*Work to do*: Could you edit everything in the listing from the start down to the line containing "dialog-button[interactable]: Abbrechen: [538, 550, 626, 576]", swapping "check-icon" for "tick-icon" and leaving the rest unchanged?

____________

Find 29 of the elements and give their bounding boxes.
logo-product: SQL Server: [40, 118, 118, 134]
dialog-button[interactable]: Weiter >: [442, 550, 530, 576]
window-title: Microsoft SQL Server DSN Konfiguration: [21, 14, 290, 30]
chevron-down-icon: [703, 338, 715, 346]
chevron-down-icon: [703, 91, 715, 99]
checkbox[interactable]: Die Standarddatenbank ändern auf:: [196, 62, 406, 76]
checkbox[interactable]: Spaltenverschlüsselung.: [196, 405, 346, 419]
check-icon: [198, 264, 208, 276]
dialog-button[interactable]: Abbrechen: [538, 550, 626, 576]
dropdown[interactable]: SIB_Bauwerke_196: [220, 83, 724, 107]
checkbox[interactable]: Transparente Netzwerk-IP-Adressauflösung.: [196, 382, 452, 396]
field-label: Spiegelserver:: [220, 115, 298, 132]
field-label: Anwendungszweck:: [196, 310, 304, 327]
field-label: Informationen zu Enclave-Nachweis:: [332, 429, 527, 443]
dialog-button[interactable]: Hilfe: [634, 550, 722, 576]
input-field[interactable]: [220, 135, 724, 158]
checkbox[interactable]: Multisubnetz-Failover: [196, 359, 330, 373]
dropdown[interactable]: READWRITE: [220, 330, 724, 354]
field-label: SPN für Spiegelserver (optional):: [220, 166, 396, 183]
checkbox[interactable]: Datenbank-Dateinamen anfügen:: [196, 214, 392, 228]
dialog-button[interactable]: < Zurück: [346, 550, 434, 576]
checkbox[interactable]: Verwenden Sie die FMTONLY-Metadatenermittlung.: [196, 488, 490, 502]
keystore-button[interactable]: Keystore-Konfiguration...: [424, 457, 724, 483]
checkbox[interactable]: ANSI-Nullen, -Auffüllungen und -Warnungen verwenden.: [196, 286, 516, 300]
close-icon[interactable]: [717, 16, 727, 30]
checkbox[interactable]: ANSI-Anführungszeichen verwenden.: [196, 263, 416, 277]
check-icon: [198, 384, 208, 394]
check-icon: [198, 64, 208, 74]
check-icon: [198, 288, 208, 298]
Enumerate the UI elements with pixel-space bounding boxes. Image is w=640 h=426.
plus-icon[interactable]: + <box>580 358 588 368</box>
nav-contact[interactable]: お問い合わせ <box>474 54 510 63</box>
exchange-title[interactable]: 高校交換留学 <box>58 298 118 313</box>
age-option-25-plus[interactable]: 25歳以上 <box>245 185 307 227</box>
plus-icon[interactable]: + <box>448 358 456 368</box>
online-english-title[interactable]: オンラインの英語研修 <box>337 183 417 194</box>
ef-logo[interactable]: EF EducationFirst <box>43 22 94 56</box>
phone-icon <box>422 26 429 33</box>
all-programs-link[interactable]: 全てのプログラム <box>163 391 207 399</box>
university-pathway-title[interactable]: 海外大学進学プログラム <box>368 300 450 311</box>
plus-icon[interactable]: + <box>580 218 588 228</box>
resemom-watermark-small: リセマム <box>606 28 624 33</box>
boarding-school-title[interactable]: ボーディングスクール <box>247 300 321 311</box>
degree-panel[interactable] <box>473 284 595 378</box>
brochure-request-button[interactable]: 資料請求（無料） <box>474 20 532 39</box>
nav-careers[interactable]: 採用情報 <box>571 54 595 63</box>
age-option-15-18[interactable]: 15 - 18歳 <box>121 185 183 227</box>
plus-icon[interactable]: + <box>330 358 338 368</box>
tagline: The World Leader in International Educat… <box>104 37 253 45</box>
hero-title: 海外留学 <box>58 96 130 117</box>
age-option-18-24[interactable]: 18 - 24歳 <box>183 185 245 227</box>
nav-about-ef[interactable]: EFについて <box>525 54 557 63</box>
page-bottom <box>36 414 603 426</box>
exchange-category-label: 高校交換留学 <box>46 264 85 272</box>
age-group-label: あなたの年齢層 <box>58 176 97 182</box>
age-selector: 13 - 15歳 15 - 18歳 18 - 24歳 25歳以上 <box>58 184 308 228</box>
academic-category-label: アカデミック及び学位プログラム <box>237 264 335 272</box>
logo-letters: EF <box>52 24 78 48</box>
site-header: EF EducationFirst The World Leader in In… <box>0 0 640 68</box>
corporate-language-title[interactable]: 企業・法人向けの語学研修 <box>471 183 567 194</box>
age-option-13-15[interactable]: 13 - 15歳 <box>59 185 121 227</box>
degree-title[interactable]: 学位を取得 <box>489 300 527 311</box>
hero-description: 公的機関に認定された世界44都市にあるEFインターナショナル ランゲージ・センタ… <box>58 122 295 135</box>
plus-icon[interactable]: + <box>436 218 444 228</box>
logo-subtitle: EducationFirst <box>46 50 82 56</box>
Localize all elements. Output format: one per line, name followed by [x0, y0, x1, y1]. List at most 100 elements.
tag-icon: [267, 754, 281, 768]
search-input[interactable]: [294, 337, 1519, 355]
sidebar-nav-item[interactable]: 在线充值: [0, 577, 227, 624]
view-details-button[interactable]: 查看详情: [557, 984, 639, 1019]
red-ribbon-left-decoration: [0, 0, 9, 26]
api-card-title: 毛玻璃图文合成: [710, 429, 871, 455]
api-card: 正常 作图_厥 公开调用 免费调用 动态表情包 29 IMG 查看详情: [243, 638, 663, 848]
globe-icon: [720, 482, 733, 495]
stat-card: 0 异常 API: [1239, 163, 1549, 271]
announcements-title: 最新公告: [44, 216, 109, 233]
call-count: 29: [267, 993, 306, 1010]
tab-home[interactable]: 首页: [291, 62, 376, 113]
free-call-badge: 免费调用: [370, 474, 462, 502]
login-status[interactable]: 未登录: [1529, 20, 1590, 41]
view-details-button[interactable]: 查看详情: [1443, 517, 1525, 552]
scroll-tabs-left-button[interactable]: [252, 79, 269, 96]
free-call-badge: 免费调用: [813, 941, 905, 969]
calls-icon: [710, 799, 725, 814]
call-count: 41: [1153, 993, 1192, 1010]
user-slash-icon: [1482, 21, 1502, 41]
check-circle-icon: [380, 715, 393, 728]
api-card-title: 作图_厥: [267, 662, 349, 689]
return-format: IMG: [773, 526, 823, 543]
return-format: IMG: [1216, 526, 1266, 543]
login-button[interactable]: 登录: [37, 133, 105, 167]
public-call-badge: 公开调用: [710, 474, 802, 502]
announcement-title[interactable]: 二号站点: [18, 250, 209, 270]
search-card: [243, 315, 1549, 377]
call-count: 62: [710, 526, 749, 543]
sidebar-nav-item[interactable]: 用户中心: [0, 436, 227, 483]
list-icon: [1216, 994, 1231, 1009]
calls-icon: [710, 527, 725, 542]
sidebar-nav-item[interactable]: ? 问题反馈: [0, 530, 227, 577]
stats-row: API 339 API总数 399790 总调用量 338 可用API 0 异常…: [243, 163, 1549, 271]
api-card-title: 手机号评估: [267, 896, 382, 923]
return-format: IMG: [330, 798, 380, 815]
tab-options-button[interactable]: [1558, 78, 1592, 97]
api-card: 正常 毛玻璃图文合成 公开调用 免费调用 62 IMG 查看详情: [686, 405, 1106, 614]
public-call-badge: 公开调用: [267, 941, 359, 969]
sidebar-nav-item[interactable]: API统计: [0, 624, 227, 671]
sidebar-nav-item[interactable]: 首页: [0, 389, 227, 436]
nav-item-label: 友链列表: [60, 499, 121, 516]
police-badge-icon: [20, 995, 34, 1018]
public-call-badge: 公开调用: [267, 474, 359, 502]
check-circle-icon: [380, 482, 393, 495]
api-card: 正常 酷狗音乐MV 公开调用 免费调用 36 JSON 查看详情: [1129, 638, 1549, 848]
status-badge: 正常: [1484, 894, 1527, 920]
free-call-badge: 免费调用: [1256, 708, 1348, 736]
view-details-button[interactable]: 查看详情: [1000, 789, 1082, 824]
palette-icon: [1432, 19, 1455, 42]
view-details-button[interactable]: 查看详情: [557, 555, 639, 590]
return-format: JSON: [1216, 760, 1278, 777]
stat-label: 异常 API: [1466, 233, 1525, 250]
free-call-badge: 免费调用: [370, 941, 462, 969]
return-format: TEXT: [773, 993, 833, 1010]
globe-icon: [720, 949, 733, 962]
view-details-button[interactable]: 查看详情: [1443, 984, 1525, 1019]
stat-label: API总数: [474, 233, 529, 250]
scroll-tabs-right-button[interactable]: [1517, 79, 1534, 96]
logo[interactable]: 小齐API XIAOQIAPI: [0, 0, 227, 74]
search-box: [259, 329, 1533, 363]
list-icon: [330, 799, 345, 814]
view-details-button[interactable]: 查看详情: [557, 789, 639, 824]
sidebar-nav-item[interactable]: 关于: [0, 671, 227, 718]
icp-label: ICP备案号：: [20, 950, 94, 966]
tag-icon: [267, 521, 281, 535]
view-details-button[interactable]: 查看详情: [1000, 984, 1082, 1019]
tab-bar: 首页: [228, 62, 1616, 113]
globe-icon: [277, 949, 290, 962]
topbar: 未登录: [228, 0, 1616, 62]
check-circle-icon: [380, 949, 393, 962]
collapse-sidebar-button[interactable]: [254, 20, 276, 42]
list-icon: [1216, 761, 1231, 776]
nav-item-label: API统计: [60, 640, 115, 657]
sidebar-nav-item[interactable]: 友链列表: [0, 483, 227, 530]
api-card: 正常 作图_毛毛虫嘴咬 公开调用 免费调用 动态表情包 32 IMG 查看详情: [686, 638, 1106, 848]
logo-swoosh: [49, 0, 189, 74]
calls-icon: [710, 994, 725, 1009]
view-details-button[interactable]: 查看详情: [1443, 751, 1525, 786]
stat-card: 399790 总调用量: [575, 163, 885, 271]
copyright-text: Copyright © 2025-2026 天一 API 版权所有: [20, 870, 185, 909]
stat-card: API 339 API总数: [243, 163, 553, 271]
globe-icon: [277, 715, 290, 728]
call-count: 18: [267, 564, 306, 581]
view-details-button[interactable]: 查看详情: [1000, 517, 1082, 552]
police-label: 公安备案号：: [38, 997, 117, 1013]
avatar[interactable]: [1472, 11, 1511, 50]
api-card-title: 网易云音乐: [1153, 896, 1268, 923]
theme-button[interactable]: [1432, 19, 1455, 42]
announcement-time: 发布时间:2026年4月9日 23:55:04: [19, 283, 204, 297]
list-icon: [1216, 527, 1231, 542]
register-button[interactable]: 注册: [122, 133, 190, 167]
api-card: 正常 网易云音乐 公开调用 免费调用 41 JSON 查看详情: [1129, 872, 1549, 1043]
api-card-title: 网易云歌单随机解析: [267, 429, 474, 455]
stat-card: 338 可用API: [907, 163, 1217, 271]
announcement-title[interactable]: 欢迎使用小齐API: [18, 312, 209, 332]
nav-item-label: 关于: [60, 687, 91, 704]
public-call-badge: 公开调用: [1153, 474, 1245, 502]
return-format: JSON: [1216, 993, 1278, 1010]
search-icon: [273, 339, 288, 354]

____________

*Task solution*:
Find 29 of the elements and give their bounding boxes.
logo-product: SQL Server: [40, 118, 118, 134]
dialog-button[interactable]: Weiter >: [442, 550, 530, 576]
window-title: Microsoft SQL Server DSN Konfiguration: [21, 14, 290, 30]
chevron-down-icon: [703, 338, 715, 346]
chevron-down-icon: [703, 91, 715, 99]
checkbox[interactable]: Die Standarddatenbank ändern auf:: [196, 62, 406, 76]
checkbox[interactable]: Spaltenverschlüsselung.: [196, 405, 346, 419]
tick-icon: [198, 264, 208, 276]
dialog-button[interactable]: Abbrechen: [538, 550, 626, 576]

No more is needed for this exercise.